* **PROVIDED INFORMATION**
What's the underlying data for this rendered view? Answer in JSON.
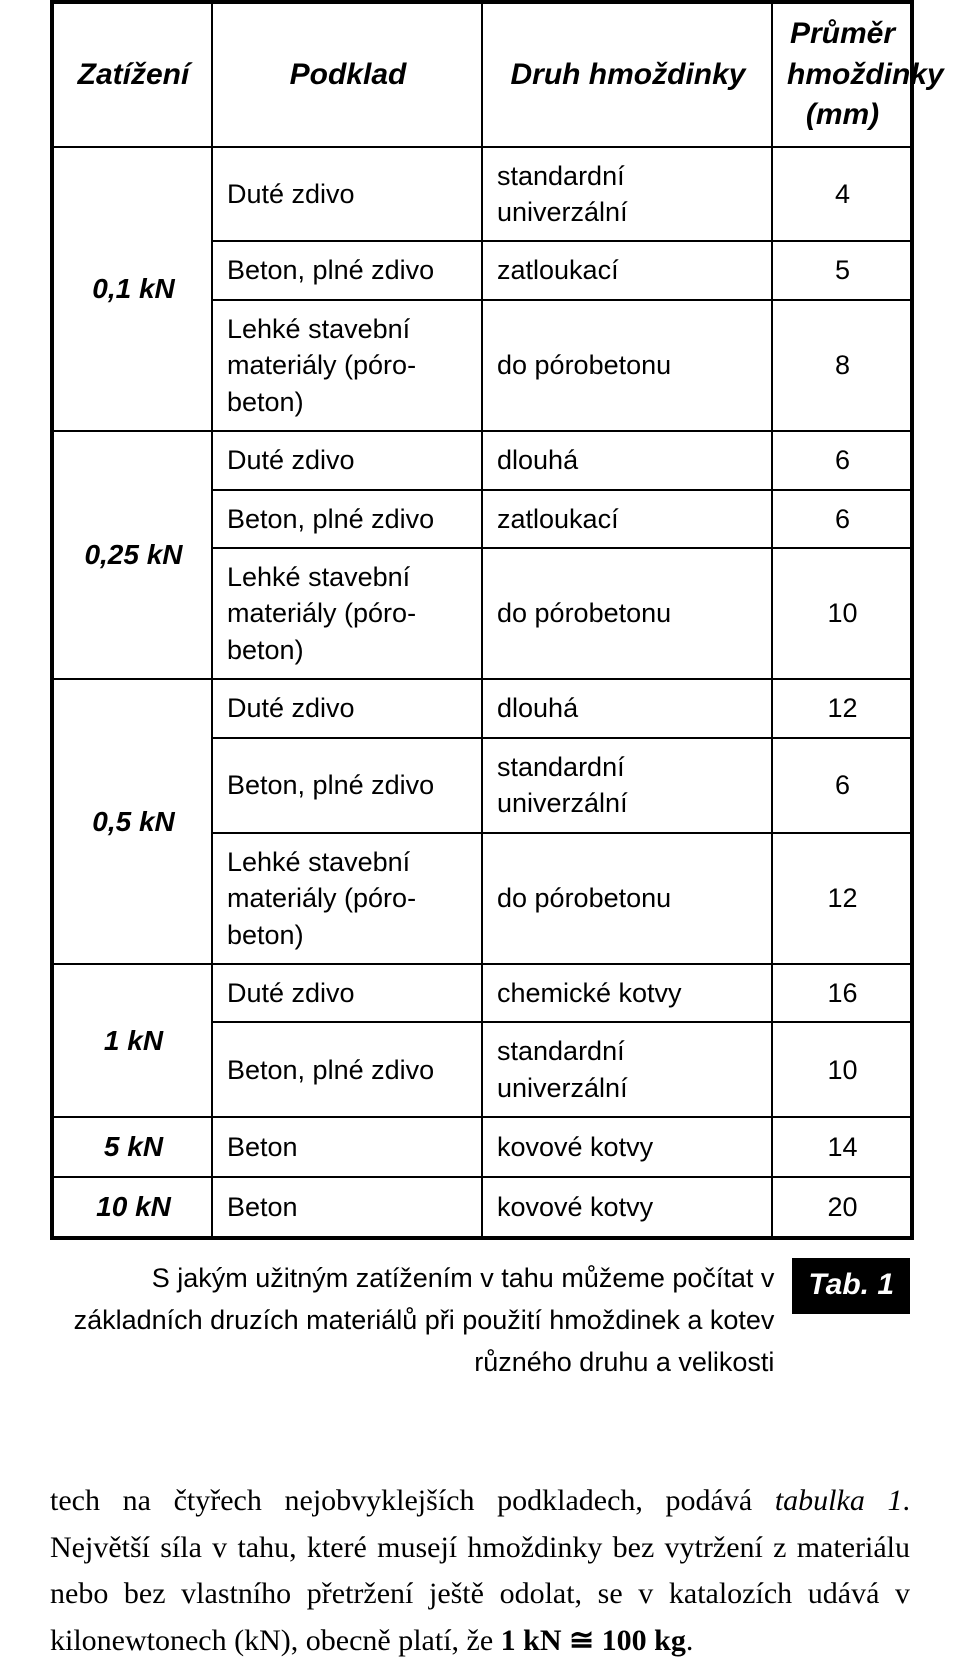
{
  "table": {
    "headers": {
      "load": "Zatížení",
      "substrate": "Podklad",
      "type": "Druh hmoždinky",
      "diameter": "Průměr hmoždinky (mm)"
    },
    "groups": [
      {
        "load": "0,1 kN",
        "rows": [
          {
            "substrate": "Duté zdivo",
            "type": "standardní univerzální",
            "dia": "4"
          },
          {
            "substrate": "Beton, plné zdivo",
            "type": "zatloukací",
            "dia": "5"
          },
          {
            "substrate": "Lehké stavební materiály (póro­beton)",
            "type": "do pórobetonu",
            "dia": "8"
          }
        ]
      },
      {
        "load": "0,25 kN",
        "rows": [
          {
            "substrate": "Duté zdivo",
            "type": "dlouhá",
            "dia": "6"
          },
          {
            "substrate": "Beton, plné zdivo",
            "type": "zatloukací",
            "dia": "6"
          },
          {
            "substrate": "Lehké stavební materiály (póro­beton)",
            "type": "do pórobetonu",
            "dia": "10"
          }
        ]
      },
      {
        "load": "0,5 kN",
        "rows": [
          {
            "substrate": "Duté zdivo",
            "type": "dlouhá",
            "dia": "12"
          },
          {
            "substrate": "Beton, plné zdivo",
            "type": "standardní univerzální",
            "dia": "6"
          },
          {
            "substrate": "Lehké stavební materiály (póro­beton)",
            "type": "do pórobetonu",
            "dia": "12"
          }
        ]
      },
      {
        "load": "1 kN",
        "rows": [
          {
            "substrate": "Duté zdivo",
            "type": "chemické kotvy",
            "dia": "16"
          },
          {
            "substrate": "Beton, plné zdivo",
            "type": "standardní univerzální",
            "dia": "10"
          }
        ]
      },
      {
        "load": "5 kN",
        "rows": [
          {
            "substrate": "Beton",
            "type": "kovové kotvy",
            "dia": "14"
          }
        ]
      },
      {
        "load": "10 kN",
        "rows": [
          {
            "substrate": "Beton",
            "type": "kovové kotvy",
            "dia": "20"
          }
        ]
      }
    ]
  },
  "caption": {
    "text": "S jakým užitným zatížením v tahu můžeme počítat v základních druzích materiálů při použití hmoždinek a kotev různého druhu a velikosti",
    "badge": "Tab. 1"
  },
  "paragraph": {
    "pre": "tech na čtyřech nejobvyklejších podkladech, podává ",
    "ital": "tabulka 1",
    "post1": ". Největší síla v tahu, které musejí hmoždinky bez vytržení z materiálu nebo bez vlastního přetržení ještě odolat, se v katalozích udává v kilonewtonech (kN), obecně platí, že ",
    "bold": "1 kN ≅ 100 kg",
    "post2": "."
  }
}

* **WHAT TO WORK ON**
Print the complete listing exactly as it stands, without its pictures.

* **TASK OUTPUT**
What's the underlying data for this rendered view? Answer in JSON.
{
  "table": {
    "headers": {
      "load": "Zatížení",
      "substrate": "Podklad",
      "type": "Druh hmoždinky",
      "diameter": "Průměr hmoždinky (mm)"
    },
    "groups": [
      {
        "load": "0,1 kN",
        "rows": [
          {
            "substrate": "Duté zdivo",
            "type": "standardní univerzální",
            "dia": "4"
          },
          {
            "substrate": "Beton, plné zdivo",
            "type": "zatloukací",
            "dia": "5"
          },
          {
            "substrate": "Lehké stavební materiály (póro­beton)",
            "type": "do pórobetonu",
            "dia": "8"
          }
        ]
      },
      {
        "load": "0,25 kN",
        "rows": [
          {
            "substrate": "Duté zdivo",
            "type": "dlouhá",
            "dia": "6"
          },
          {
            "substrate": "Beton, plné zdivo",
            "type": "zatloukací",
            "dia": "6"
          },
          {
            "substrate": "Lehké stavební materiály (póro­beton)",
            "type": "do pórobetonu",
            "dia": "10"
          }
        ]
      },
      {
        "load": "0,5 kN",
        "rows": [
          {
            "substrate": "Duté zdivo",
            "type": "dlouhá",
            "dia": "12"
          },
          {
            "substrate": "Beton, plné zdivo",
            "type": "standardní univerzální",
            "dia": "6"
          },
          {
            "substrate": "Lehké stavební materiály (póro­beton)",
            "type": "do pórobetonu",
            "dia": "12"
          }
        ]
      },
      {
        "load": "1 kN",
        "rows": [
          {
            "substrate": "Duté zdivo",
            "type": "chemické kotvy",
            "dia": "16"
          },
          {
            "substrate": "Beton, plné zdivo",
            "type": "standardní univerzální",
            "dia": "10"
          }
        ]
      },
      {
        "load": "5 kN",
        "rows": [
          {
            "substrate": "Beton",
            "type": "kovové kotvy",
            "dia": "14"
          }
        ]
      },
      {
        "load": "10 kN",
        "rows": [
          {
            "substrate": "Beton",
            "type": "kovové kotvy",
            "dia": "20"
          }
        ]
      }
    ]
  },
  "caption": {
    "text": "S jakým užitným zatížením v tahu můžeme počítat v základních druzích materiálů při použití hmoždinek a kotev různého druhu a velikosti",
    "badge": "Tab. 1"
  },
  "paragraph": {
    "pre": "tech na čtyřech nejobvyklejších podkladech, podává ",
    "ital": "tabulka 1",
    "post1": ". Největší síla v tahu, které musejí hmoždinky bez vytržení z materiálu nebo bez vlastního přetržení ještě odolat, se v katalozích udává v kilonewtonech (kN), obecně platí, že ",
    "bold": "1 kN ≅ 100 kg",
    "post2": "."
  }
}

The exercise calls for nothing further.